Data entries
>> Begin

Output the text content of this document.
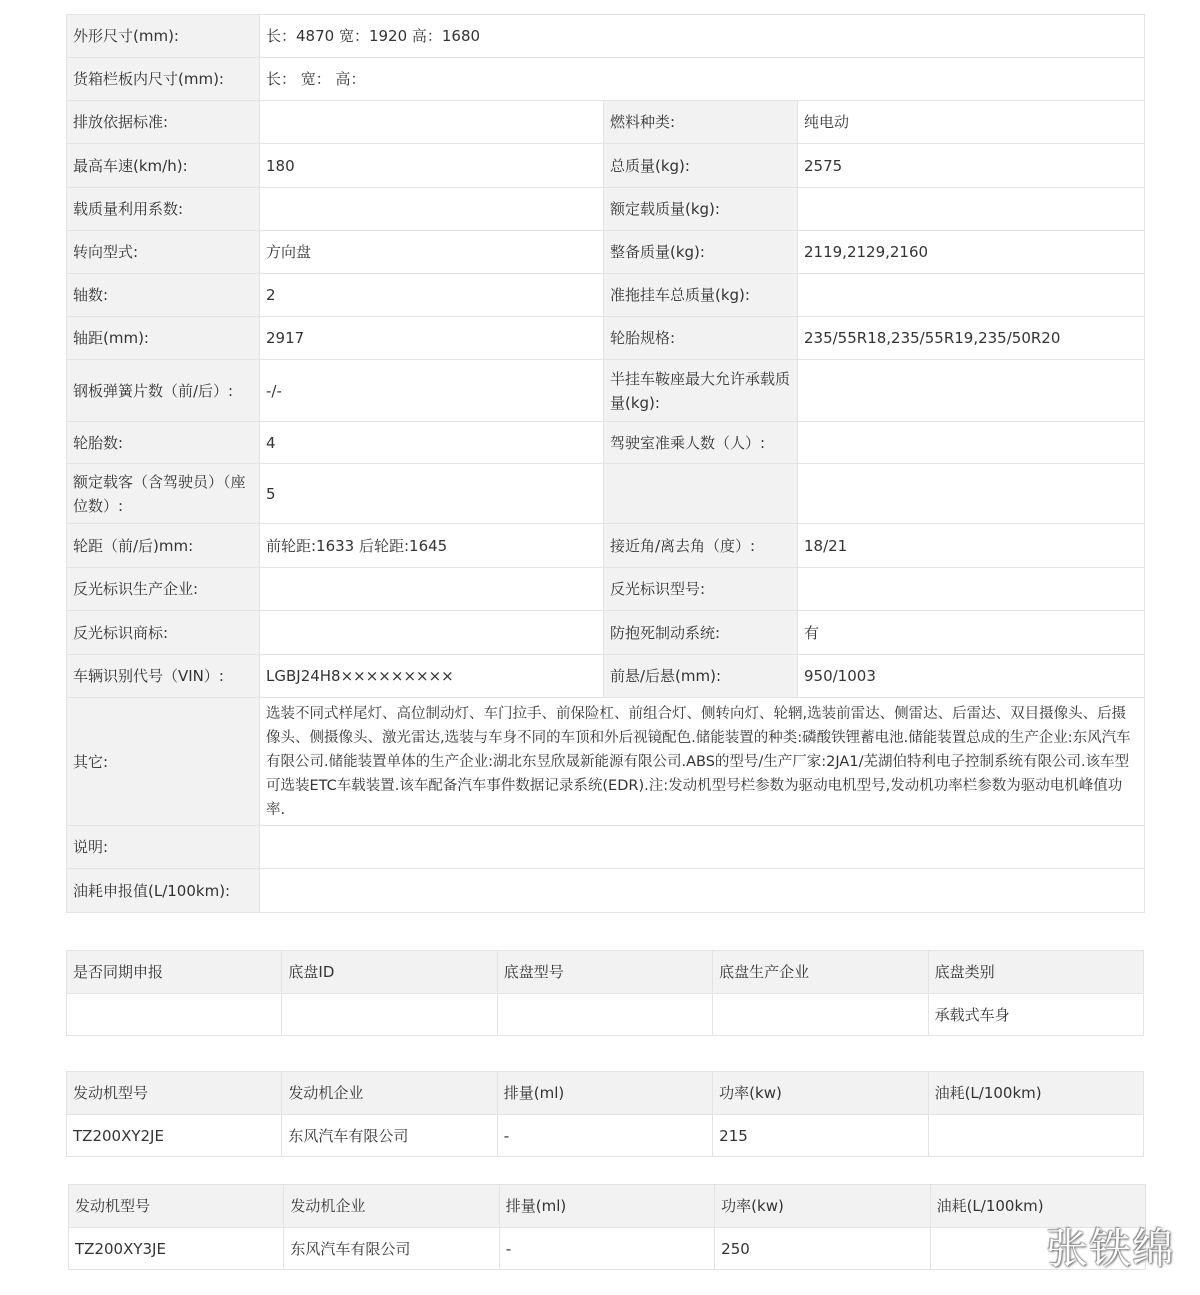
外形尺寸(mm):	长：4870 宽：1920 高：1680		
货箱栏板内尺寸(mm):	长： 宽： 高：		
排放依据标准:		燃料种类:	纯电动
最高车速(km/h):	180	总质量(kg):	2575
载质量利用系数:		额定载质量(kg):	
转向型式:	方向盘	整备质量(kg):	2119,2129,2160
轴数:	2	准拖挂车总质量(kg):	
轴距(mm):	2917	轮胎规格:	235/55R18,235/55R19,235/50R20
钢板弹簧片数（前/后）:	-/-	半挂车鞍座最大允许承载质量(kg):	
轮胎数:	4	驾驶室准乘人数（人）:	
额定载客（含驾驶员）（座位数）:	5		
轮距（前/后)mm:	前轮距:1633 后轮距:1645	接近角/离去角（度）:	18/21
反光标识生产企业:		反光标识型号:	
反光标识商标:		防抱死制动系统:	有
车辆识别代号（VIN）:	LGBJ24H8×××××××××	前悬/后悬(mm):	950/1003
其它:	选装不同式样尾灯、高位制动灯、车门拉手、前保险杠、前组合灯、侧转向灯、轮辋,选装前雷达、侧雷达、后雷达、双目摄像头、后摄像头、侧摄像头、激光雷达,选装与车身不同的车顶和外后视镜配色.储能装置的种类:磷酸铁锂蓄电池.储能装置总成的生产企业:东风汽车有限公司.储能装置单体的生产企业:湖北东昱欣晟新能源有限公司.ABS的型号/生产厂家:2JA1/芜湖伯特利电子控制系统有限公司.该车型可选装ETC车载装置.该车配备汽车事件数据记录系统(EDR).注:发动机型号栏参数为驱动电机型号,发动机功率栏参数为驱动电机峰值功率.		
说明:			
油耗申报值(L/100km):			
是否同期申报	底盘ID	底盘型号	底盘生产企业	底盘类别
				承载式车身
发动机型号	发动机企业	排量(ml)	功率(kw)	油耗(L/100km)
TZ200XY2JE	东风汽车有限公司	-	215	
发动机型号	发动机企业	排量(ml)	功率(kw)	油耗(L/100km)
TZ200XY3JE	东风汽车有限公司	-	250		张铁绵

>> End

▶ GIVEN PROBLEM:
Quote the records above in full, dropping each picture.

▶ RESPONSE BELOW:
Output the text content of this document.
外形尺寸(mm):	长：4870 宽：1920 高：1680		
货箱栏板内尺寸(mm):	长： 宽： 高：		
排放依据标准:		燃料种类:	纯电动
最高车速(km/h):	180	总质量(kg):	2575
载质量利用系数:		额定载质量(kg):	
转向型式:	方向盘	整备质量(kg):	2119,2129,2160
轴数:	2	准拖挂车总质量(kg):	
轴距(mm):	2917	轮胎规格:	235/55R18,235/55R19,235/50R20
钢板弹簧片数（前/后）:	-/-	半挂车鞍座最大允许承载质量(kg):	
轮胎数:	4	驾驶室准乘人数（人）:	
额定载客（含驾驶员）（座位数）:	5		
轮距（前/后)mm:	前轮距:1633 后轮距:1645	接近角/离去角（度）:	18/21
反光标识生产企业:		反光标识型号:	
反光标识商标:		防抱死制动系统:	有
车辆识别代号（VIN）:	LGBJ24H8×××××××××	前悬/后悬(mm):	950/1003
其它:	选装不同式样尾灯、高位制动灯、车门拉手、前保险杠、前组合灯、侧转向灯、轮辋,选装前雷达、侧雷达、后雷达、双目摄像头、后摄像头、侧摄像头、激光雷达,选装与车身不同的车顶和外后视镜配色.储能装置的种类:磷酸铁锂蓄电池.储能装置总成的生产企业:东风汽车有限公司.储能装置单体的生产企业:湖北东昱欣晟新能源有限公司.ABS的型号/生产厂家:2JA1/芜湖伯特利电子控制系统有限公司.该车型可选装ETC车载装置.该车配备汽车事件数据记录系统(EDR).注:发动机型号栏参数为驱动电机型号,发动机功率栏参数为驱动电机峰值功率.		
说明:			
油耗申报值(L/100km):			
是否同期申报	底盘ID	底盘型号	底盘生产企业	底盘类别
				承载式车身
发动机型号	发动机企业	排量(ml)	功率(kw)	油耗(L/100km)
TZ200XY2JE	东风汽车有限公司	-	215	
发动机型号	发动机企业	排量(ml)	功率(kw)	油耗(L/100km)
TZ200XY3JE	东风汽车有限公司	-	250		张铁绵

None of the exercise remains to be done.